AVAILABLE RECORDS:

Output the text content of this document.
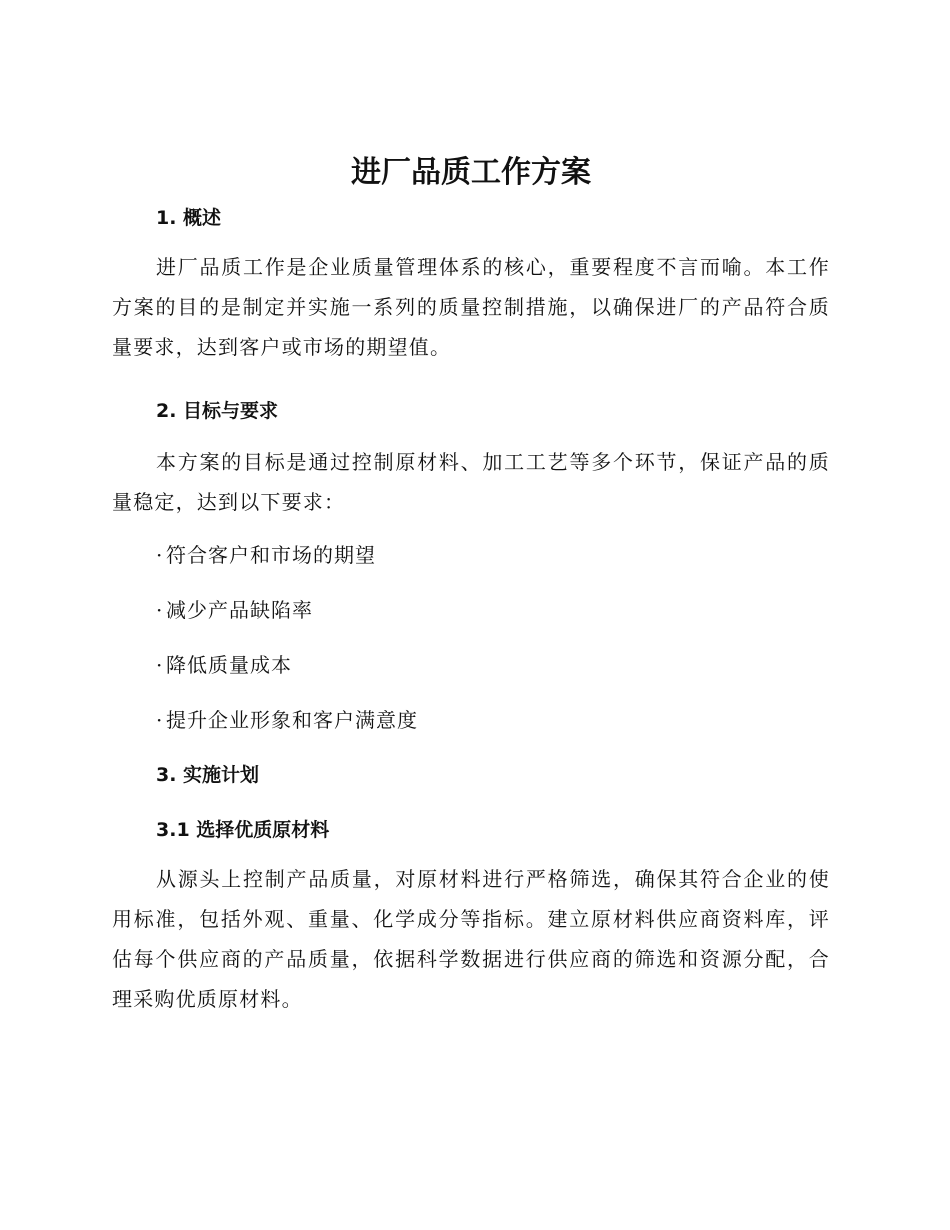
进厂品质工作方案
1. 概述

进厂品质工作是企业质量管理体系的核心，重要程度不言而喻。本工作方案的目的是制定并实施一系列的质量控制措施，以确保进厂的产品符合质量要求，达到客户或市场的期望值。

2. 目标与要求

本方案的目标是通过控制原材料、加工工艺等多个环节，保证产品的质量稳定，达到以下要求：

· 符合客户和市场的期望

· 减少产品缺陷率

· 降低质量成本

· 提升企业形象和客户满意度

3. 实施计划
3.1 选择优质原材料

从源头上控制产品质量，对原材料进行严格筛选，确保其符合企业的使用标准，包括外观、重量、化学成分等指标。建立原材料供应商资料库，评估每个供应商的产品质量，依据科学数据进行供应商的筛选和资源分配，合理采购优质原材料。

TASK DESCRIPTION:
Make a word-for-word copy of the entries, without any pictures.

FULL RESPONSE:
Output the text content of this document.
进厂品质工作方案
1. 概述

进厂品质工作是企业质量管理体系的核心，重要程度不言而喻。本工作方案的目的是制定并实施一系列的质量控制措施，以确保进厂的产品符合质量要求，达到客户或市场的期望值。

2. 目标与要求

本方案的目标是通过控制原材料、加工工艺等多个环节，保证产品的质量稳定，达到以下要求：

· 符合客户和市场的期望

· 减少产品缺陷率

· 降低质量成本

· 提升企业形象和客户满意度

3. 实施计划
3.1 选择优质原材料

从源头上控制产品质量，对原材料进行严格筛选，确保其符合企业的使用标准，包括外观、重量、化学成分等指标。建立原材料供应商资料库，评估每个供应商的产品质量，依据科学数据进行供应商的筛选和资源分配，合理采购优质原材料。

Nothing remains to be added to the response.